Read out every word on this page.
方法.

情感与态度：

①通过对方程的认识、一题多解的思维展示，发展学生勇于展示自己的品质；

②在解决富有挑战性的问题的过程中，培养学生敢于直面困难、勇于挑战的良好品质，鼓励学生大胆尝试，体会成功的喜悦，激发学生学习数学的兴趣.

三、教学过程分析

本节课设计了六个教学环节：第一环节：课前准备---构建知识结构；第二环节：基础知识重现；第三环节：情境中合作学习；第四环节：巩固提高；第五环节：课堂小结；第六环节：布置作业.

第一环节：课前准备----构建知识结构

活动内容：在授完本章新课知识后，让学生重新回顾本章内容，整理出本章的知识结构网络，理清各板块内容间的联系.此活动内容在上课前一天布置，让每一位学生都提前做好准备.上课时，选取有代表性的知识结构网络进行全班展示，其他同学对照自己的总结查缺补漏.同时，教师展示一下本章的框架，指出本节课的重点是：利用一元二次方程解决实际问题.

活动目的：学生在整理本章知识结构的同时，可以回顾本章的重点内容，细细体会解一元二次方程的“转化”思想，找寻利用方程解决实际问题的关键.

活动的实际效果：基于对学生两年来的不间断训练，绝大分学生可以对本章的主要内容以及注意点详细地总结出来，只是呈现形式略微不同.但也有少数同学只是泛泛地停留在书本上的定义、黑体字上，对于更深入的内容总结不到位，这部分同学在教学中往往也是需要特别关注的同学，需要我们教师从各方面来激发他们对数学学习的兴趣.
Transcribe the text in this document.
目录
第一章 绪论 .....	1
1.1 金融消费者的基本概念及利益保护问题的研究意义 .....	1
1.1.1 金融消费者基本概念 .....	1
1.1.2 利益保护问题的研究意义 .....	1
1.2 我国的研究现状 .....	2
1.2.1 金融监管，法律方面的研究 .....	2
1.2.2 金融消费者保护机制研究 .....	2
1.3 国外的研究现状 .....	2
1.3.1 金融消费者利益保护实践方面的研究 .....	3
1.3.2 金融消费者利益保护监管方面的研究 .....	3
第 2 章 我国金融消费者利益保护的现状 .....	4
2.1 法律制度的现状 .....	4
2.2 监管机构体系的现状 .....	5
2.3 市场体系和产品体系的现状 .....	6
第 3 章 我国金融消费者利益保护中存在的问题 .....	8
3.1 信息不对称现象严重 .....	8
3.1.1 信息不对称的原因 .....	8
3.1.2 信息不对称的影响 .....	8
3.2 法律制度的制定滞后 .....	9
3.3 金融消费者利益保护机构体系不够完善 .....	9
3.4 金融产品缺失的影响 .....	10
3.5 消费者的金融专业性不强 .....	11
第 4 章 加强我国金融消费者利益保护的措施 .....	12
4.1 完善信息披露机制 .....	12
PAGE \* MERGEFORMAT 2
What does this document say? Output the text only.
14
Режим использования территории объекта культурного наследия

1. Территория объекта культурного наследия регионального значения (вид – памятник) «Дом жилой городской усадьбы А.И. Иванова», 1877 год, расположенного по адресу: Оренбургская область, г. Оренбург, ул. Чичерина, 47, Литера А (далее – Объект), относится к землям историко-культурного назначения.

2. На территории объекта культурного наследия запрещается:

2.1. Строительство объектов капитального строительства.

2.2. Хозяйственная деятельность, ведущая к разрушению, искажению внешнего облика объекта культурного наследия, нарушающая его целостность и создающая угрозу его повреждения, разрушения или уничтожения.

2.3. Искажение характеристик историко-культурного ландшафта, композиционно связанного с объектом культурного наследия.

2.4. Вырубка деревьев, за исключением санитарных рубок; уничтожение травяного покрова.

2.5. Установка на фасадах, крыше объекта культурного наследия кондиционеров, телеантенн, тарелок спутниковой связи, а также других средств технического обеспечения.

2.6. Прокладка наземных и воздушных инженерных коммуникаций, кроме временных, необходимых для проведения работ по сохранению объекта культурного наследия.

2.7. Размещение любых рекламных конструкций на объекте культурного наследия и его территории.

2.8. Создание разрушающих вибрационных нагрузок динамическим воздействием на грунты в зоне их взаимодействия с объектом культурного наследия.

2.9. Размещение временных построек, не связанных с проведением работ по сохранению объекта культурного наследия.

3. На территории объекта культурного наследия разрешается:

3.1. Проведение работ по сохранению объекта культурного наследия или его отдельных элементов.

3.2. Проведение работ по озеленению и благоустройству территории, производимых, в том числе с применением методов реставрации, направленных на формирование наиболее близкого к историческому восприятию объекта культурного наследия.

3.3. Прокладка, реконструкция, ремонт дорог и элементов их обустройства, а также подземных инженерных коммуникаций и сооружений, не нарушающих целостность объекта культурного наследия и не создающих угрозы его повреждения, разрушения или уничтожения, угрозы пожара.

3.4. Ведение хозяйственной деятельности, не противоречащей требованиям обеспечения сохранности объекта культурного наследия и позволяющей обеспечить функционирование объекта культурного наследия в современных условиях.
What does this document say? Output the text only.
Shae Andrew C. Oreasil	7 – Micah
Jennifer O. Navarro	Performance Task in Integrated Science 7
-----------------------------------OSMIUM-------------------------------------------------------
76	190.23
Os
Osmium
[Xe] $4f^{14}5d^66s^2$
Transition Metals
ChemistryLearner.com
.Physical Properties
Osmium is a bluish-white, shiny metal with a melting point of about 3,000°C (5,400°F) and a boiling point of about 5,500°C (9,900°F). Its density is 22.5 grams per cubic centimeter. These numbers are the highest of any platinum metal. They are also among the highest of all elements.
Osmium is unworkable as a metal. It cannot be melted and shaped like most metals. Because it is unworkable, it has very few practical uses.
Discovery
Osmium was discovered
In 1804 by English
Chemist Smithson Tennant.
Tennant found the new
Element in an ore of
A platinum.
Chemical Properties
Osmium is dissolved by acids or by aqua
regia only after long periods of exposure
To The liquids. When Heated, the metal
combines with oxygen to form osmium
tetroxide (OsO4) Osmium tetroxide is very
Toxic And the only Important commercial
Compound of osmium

» **WHAT YOU HAVE TO DO**
How many lines in the records above hold the word "также"? Give only the number.

» **FULL OUTPUT**
2